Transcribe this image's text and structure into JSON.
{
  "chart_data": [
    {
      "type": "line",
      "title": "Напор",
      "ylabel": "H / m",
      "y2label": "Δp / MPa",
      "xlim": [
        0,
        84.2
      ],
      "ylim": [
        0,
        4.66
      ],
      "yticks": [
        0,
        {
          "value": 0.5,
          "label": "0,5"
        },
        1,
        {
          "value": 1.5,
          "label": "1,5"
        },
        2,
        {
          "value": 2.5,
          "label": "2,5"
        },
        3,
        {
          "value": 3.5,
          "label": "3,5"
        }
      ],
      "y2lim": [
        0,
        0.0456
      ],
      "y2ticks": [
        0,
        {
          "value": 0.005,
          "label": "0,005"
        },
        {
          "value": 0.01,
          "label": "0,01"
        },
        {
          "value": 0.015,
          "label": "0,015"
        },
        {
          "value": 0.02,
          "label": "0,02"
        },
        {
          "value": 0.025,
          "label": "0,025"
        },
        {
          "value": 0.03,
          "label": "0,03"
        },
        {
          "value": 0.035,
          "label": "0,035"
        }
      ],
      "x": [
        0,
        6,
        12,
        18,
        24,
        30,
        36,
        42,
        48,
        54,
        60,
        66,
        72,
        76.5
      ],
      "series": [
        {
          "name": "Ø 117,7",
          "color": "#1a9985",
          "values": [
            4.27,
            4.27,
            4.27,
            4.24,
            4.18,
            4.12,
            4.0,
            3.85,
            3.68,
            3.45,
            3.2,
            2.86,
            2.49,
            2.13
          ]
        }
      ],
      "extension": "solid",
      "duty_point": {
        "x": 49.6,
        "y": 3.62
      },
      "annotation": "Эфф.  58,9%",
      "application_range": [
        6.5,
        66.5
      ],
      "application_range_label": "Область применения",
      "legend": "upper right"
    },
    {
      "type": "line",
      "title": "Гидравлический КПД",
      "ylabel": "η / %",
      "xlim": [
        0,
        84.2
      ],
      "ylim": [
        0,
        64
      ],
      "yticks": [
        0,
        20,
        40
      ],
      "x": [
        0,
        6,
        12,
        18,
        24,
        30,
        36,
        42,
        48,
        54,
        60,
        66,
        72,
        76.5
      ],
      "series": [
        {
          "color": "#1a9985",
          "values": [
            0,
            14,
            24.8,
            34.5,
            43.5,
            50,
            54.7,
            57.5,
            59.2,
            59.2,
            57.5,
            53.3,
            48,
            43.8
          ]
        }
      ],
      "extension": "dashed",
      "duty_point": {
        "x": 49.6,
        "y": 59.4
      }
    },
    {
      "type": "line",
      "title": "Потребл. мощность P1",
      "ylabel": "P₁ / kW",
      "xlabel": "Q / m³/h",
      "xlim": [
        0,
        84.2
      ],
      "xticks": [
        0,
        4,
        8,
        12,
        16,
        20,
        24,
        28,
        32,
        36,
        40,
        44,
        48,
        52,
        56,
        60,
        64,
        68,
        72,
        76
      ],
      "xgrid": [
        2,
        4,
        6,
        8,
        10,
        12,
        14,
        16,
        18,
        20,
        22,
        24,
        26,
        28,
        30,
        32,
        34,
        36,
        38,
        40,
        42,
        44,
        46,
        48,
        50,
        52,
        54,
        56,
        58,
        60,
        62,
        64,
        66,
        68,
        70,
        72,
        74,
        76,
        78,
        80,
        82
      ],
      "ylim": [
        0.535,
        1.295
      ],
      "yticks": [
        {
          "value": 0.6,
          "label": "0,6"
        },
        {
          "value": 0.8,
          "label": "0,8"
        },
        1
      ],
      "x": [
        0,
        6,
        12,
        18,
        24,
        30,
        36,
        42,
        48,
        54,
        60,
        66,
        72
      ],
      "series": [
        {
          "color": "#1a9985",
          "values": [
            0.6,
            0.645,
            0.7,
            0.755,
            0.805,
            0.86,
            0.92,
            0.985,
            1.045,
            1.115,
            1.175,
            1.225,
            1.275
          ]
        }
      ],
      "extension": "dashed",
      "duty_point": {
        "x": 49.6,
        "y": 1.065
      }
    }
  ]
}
═══
*Stated task*:
Quote the material exactly, leaving nothing out.

*Correct response*:
Transcribe this image's text and structure into JSON.
{
  "chart_data": [
    {
      "type": "line",
      "title": "Напор",
      "ylabel": "H / m",
      "y2label": "Δp / MPa",
      "xlim": [
        0,
        84.2
      ],
      "ylim": [
        0,
        4.66
      ],
      "yticks": [
        0,
        {
          "value": 0.5,
          "label": "0,5"
        },
        1,
        {
          "value": 1.5,
          "label": "1,5"
        },
        2,
        {
          "value": 2.5,
          "label": "2,5"
        },
        3,
        {
          "value": 3.5,
          "label": "3,5"
        }
      ],
      "y2lim": [
        0,
        0.0456
      ],
      "y2ticks": [
        0,
        {
          "value": 0.005,
          "label": "0,005"
        },
        {
          "value": 0.01,
          "label": "0,01"
        },
        {
          "value": 0.015,
          "label": "0,015"
        },
        {
          "value": 0.02,
          "label": "0,02"
        },
        {
          "value": 0.025,
          "label": "0,025"
        },
        {
          "value": 0.03,
          "label": "0,03"
        },
        {
          "value": 0.035,
          "label": "0,035"
        }
      ],
      "x": [
        0,
        6,
        12,
        18,
        24,
        30,
        36,
        42,
        48,
        54,
        60,
        66,
        72,
        76.5
      ],
      "series": [
        {
          "name": "Ø 117,7",
          "color": "#1a9985",
          "values": [
            4.27,
            4.27,
            4.27,
            4.24,
            4.18,
            4.12,
            4.0,
            3.85,
            3.68,
            3.45,
            3.2,
            2.86,
            2.49,
            2.13
          ]
        }
      ],
      "extension": "solid",
      "duty_point": {
        "x": 49.6,
        "y": 3.62
      },
      "annotation": "Эфф.  58,9%",
      "application_range": [
        6.5,
        66.5
      ],
      "application_range_label": "Область применения",
      "legend": "upper right"
    },
    {
      "type": "line",
      "title": "Гидравлический КПД",
      "ylabel": "η / %",
      "xlim": [
        0,
        84.2
      ],
      "ylim": [
        0,
        64
      ],
      "yticks": [
        0,
        20,
        40
      ],
      "x": [
        0,
        6,
        12,
        18,
        24,
        30,
        36,
        42,
        48,
        54,
        60,
        66,
        72,
        76.5
      ],
      "series": [
        {
          "color": "#1a9985",
          "values": [
            0,
            14,
            24.8,
            34.5,
            43.5,
            50,
            54.7,
            57.5,
            59.2,
            59.2,
            57.5,
            53.3,
            48,
            43.8
          ]
        }
      ],
      "extension": "dashed",
      "duty_point": {
        "x": 49.6,
        "y": 59.4
      }
    },
    {
      "type": "line",
      "title": "Потребл. мощность P1",
      "ylabel": "P₁ / kW",
      "xlabel": "Q / m³/h",
      "xlim": [
        0,
        84.2
      ],
      "xticks": [
        0,
        4,
        8,
        12,
        16,
        20,
        24,
        28,
        32,
        36,
        40,
        44,
        48,
        52,
        56,
        60,
        64,
        68,
        72,
        76
      ],
      "xgrid": [
        2,
        4,
        6,
        8,
        10,
        12,
        14,
        16,
        18,
        20,
        22,
        24,
        26,
        28,
        30,
        32,
        34,
        36,
        38,
        40,
        42,
        44,
        46,
        48,
        50,
        52,
        54,
        56,
        58,
        60,
        62,
        64,
        66,
        68,
        70,
        72,
        74,
        76,
        78,
        80,
        82
      ],
      "ylim": [
        0.535,
        1.295
      ],
      "yticks": [
        {
          "value": 0.6,
          "label": "0,6"
        },
        {
          "value": 0.8,
          "label": "0,8"
        },
        1
      ],
      "x": [
        0,
        6,
        12,
        18,
        24,
        30,
        36,
        42,
        48,
        54,
        60,
        66,
        72
      ],
      "series": [
        {
          "color": "#1a9985",
          "values": [
            0.6,
            0.645,
            0.7,
            0.755,
            0.805,
            0.86,
            0.92,
            0.985,
            1.045,
            1.115,
            1.175,
            1.225,
            1.275
          ]
        }
      ],
      "extension": "dashed",
      "duty_point": {
        "x": 49.6,
        "y": 1.065
      }
    }
  ]
}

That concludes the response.